→ **TASK OBJECTIVE**: Nothing in the records may be left out or altered; reproduce them all exactly.

→ **RECORDS FOR THIS EXERCISE**:
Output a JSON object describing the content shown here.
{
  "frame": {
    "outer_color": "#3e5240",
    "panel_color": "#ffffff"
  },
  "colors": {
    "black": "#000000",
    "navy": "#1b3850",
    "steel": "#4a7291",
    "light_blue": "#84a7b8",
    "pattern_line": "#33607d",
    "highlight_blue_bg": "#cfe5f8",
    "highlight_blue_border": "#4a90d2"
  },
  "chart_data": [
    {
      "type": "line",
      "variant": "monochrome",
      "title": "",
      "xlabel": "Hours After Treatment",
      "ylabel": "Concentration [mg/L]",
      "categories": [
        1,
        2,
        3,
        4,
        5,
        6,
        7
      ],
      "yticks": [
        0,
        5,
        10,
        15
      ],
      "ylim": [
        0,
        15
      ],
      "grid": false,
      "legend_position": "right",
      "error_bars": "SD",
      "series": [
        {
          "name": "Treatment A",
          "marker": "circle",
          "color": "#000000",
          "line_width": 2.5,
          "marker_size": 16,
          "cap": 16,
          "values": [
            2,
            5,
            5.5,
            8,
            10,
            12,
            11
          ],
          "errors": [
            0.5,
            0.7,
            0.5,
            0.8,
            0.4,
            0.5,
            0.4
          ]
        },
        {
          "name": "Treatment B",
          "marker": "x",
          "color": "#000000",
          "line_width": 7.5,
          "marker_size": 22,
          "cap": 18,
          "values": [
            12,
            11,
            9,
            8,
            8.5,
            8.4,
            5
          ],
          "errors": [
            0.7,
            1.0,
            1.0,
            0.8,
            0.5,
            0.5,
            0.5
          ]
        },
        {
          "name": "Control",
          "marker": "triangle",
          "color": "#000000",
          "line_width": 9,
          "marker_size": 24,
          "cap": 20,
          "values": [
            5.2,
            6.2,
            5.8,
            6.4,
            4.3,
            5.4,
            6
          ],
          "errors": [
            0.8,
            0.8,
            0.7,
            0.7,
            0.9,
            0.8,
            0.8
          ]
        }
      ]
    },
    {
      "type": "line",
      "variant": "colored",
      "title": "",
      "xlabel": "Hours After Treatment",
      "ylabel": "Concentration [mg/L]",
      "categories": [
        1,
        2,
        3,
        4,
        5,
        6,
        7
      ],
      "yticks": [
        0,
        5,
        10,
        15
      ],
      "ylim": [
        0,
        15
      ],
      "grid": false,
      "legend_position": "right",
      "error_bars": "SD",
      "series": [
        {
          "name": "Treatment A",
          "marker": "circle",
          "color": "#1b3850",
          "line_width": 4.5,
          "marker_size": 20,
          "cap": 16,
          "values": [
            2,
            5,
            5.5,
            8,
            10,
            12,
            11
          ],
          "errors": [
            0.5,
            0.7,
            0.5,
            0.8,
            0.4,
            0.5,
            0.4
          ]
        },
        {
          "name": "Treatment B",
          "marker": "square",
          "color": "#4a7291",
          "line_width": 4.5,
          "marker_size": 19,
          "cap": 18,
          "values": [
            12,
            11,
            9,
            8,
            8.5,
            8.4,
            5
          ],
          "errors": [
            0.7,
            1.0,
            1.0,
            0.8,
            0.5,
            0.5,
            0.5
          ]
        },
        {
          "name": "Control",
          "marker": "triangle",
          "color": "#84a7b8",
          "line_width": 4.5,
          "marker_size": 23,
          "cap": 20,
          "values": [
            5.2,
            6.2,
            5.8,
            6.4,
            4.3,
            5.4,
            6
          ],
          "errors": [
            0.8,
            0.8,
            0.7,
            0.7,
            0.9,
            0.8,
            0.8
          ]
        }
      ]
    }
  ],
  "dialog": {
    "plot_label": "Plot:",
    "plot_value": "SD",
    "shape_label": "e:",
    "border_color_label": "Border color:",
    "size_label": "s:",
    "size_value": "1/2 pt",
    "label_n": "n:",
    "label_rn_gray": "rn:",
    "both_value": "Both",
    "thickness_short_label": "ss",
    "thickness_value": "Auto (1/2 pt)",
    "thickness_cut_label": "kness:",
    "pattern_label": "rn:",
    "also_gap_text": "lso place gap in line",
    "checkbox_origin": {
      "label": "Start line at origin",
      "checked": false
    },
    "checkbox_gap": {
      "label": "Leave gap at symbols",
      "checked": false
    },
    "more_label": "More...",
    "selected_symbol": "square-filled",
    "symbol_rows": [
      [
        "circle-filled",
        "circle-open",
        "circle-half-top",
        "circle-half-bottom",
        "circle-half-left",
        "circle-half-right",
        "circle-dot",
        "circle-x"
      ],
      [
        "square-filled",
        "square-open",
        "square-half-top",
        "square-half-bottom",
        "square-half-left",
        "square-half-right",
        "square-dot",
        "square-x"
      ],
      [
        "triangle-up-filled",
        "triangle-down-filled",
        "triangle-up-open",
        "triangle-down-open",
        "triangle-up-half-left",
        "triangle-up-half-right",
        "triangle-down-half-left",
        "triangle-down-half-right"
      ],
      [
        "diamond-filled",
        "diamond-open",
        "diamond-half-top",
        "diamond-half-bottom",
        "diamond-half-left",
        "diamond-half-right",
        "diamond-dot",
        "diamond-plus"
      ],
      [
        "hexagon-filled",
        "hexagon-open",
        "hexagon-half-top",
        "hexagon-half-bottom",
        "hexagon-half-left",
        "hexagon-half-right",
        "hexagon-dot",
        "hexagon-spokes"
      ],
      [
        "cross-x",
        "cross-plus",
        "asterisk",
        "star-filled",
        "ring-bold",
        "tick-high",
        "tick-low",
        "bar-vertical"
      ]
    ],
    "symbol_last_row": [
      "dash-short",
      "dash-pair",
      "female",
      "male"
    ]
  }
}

→ **TASK RESULT**:
Output a JSON object describing the content shown here.
{
  "frame": {
    "outer_color": "#3e5240",
    "panel_color": "#ffffff"
  },
  "colors": {
    "black": "#000000",
    "navy": "#1b3850",
    "steel": "#4a7291",
    "light_blue": "#84a7b8",
    "pattern_line": "#33607d",
    "highlight_blue_bg": "#cfe5f8",
    "highlight_blue_border": "#4a90d2"
  },
  "chart_data": [
    {
      "type": "line",
      "variant": "monochrome",
      "title": "",
      "xlabel": "Hours After Treatment",
      "ylabel": "Concentration [mg/L]",
      "categories": [
        1,
        2,
        3,
        4,
        5,
        6,
        7
      ],
      "yticks": [
        0,
        5,
        10,
        15
      ],
      "ylim": [
        0,
        15
      ],
      "grid": false,
      "legend_position": "right",
      "error_bars": "SD",
      "series": [
        {
          "name": "Treatment A",
          "marker": "circle",
          "color": "#000000",
          "line_width": 2.5,
          "marker_size": 16,
          "cap": 16,
          "values": [
            2,
            5,
            5.5,
            8,
            10,
            12,
            11
          ],
          "errors": [
            0.5,
            0.7,
            0.5,
            0.8,
            0.4,
            0.5,
            0.4
          ]
        },
        {
          "name": "Treatment B",
          "marker": "x",
          "color": "#000000",
          "line_width": 7.5,
          "marker_size": 22,
          "cap": 18,
          "values": [
            12,
            11,
            9,
            8,
            8.5,
            8.4,
            5
          ],
          "errors": [
            0.7,
            1.0,
            1.0,
            0.8,
            0.5,
            0.5,
            0.5
          ]
        },
        {
          "name": "Control",
          "marker": "triangle",
          "color": "#000000",
          "line_width": 9,
          "marker_size": 24,
          "cap": 20,
          "values": [
            5.2,
            6.2,
            5.8,
            6.4,
            4.3,
            5.4,
            6
          ],
          "errors": [
            0.8,
            0.8,
            0.7,
            0.7,
            0.9,
            0.8,
            0.8
          ]
        }
      ]
    },
    {
      "type": "line",
      "variant": "colored",
      "title": "",
      "xlabel": "Hours After Treatment",
      "ylabel": "Concentration [mg/L]",
      "categories": [
        1,
        2,
        3,
        4,
        5,
        6,
        7
      ],
      "yticks": [
        0,
        5,
        10,
        15
      ],
      "ylim": [
        0,
        15
      ],
      "grid": false,
      "legend_position": "right",
      "error_bars": "SD",
      "series": [
        {
          "name": "Treatment A",
          "marker": "circle",
          "color": "#1b3850",
          "line_width": 4.5,
          "marker_size": 20,
          "cap": 16,
          "values": [
            2,
            5,
            5.5,
            8,
            10,
            12,
            11
          ],
          "errors": [
            0.5,
            0.7,
            0.5,
            0.8,
            0.4,
            0.5,
            0.4
          ]
        },
        {
          "name": "Treatment B",
          "marker": "square",
          "color": "#4a7291",
          "line_width": 4.5,
          "marker_size": 19,
          "cap": 18,
          "values": [
            12,
            11,
            9,
            8,
            8.5,
            8.4,
            5
          ],
          "errors": [
            0.7,
            1.0,
            1.0,
            0.8,
            0.5,
            0.5,
            0.5
          ]
        },
        {
          "name": "Control",
          "marker": "triangle",
          "color": "#84a7b8",
          "line_width": 4.5,
          "marker_size": 23,
          "cap": 20,
          "values": [
            5.2,
            6.2,
            5.8,
            6.4,
            4.3,
            5.4,
            6
          ],
          "errors": [
            0.8,
            0.8,
            0.7,
            0.7,
            0.9,
            0.8,
            0.8
          ]
        }
      ]
    }
  ],
  "dialog": {
    "plot_label": "Plot:",
    "plot_value": "SD",
    "shape_label": "e:",
    "border_color_label": "Border color:",
    "size_label": "s:",
    "size_value": "1/2 pt",
    "label_n": "n:",
    "label_rn_gray": "rn:",
    "both_value": "Both",
    "thickness_short_label": "ss",
    "thickness_value": "Auto (1/2 pt)",
    "thickness_cut_label": "kness:",
    "pattern_label": "rn:",
    "also_gap_text": "lso place gap in line",
    "checkbox_origin": {
      "label": "Start line at origin",
      "checked": false
    },
    "checkbox_gap": {
      "label": "Leave gap at symbols",
      "checked": false
    },
    "more_label": "More...",
    "selected_symbol": "square-filled",
    "symbol_rows": [
      [
        "circle-filled",
        "circle-open",
        "circle-half-top",
        "circle-half-bottom",
        "circle-half-left",
        "circle-half-right",
        "circle-dot",
        "circle-x"
      ],
      [
        "square-filled",
        "square-open",
        "square-half-top",
        "square-half-bottom",
        "square-half-left",
        "square-half-right",
        "square-dot",
        "square-x"
      ],
      [
        "triangle-up-filled",
        "triangle-down-filled",
        "triangle-up-open",
        "triangle-down-open",
        "triangle-up-half-left",
        "triangle-up-half-right",
        "triangle-down-half-left",
        "triangle-down-half-right"
      ],
      [
        "diamond-filled",
        "diamond-open",
        "diamond-half-top",
        "diamond-half-bottom",
        "diamond-half-left",
        "diamond-half-right",
        "diamond-dot",
        "diamond-plus"
      ],
      [
        "hexagon-filled",
        "hexagon-open",
        "hexagon-half-top",
        "hexagon-half-bottom",
        "hexagon-half-left",
        "hexagon-half-right",
        "hexagon-dot",
        "hexagon-spokes"
      ],
      [
        "cross-x",
        "cross-plus",
        "asterisk",
        "star-filled",
        "ring-bold",
        "tick-high",
        "tick-low",
        "bar-vertical"
      ]
    ],
    "symbol_last_row": [
      "dash-short",
      "dash-pair",
      "female",
      "male"
    ]
  }
}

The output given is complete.